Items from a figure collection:
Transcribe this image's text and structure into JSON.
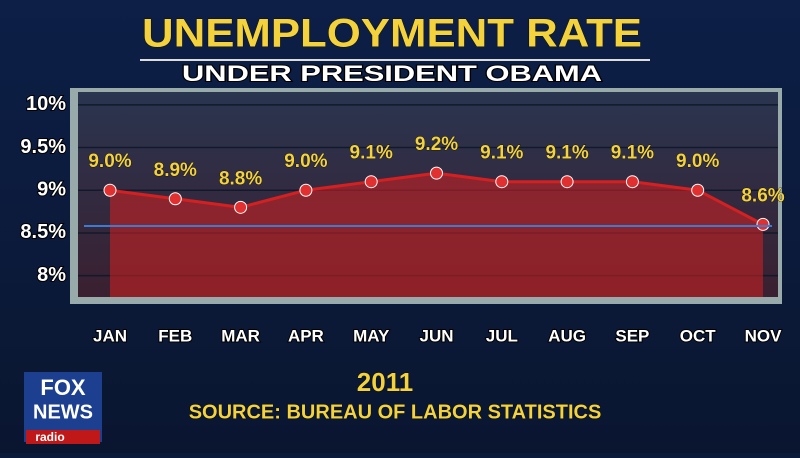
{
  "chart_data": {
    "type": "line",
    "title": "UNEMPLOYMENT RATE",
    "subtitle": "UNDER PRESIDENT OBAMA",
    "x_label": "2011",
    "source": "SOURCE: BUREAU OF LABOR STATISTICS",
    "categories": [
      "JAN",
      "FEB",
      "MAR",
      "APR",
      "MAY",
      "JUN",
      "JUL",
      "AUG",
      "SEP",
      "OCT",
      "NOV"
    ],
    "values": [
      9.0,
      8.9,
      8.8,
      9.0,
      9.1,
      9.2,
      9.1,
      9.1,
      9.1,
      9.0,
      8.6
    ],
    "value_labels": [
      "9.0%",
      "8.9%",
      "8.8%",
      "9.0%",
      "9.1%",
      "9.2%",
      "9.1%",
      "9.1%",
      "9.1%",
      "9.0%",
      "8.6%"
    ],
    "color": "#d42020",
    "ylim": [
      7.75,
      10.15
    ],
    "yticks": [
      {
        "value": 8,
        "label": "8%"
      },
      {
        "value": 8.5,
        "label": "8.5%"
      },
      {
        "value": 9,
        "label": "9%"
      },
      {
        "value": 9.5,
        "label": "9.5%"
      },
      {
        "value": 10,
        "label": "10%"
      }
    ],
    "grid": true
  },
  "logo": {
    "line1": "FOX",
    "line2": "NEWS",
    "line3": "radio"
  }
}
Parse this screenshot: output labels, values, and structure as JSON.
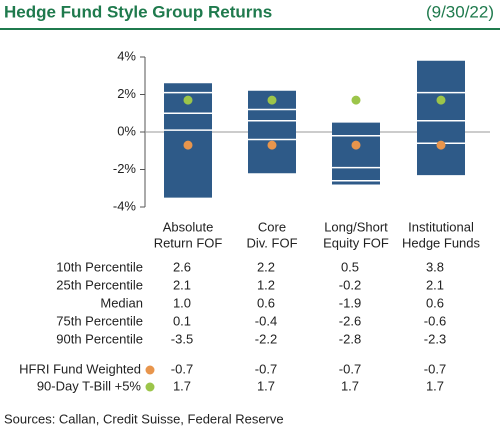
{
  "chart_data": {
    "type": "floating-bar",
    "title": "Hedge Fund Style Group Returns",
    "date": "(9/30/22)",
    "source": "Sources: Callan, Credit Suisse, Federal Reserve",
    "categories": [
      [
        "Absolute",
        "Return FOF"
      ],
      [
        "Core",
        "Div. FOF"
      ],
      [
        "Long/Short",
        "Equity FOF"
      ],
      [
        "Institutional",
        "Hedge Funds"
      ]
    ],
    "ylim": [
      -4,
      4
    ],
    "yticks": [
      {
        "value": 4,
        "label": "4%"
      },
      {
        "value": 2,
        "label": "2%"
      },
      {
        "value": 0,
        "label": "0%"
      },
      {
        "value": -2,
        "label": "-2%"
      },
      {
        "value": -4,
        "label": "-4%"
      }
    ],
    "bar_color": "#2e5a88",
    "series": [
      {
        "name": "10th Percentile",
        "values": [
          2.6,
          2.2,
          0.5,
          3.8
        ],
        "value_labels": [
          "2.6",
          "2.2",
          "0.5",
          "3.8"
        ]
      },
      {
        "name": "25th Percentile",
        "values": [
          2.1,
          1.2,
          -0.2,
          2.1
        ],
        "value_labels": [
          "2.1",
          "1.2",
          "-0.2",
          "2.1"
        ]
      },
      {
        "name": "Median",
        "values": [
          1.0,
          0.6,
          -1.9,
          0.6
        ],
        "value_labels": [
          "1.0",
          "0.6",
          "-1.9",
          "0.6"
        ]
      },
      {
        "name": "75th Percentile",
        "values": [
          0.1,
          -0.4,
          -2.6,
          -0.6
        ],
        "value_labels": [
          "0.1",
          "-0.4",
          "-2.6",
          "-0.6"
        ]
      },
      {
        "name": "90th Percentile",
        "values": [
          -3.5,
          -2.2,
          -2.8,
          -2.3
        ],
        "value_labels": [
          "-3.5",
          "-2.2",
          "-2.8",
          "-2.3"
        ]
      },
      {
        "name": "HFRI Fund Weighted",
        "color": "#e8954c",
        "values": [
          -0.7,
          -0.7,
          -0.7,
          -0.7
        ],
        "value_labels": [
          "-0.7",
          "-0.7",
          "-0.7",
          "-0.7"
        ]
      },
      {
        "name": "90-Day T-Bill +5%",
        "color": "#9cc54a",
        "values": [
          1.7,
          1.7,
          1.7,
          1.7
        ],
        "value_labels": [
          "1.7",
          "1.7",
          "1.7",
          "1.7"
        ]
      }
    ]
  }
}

* _Exercise prompt_
Gather every line from the listing above in which the word "Percentile" appears.

* _Solution for this exercise_
        "name": "10th Percentile",
        "name": "25th Percentile",
        "name": "75th Percentile",
        "name": "90th Percentile",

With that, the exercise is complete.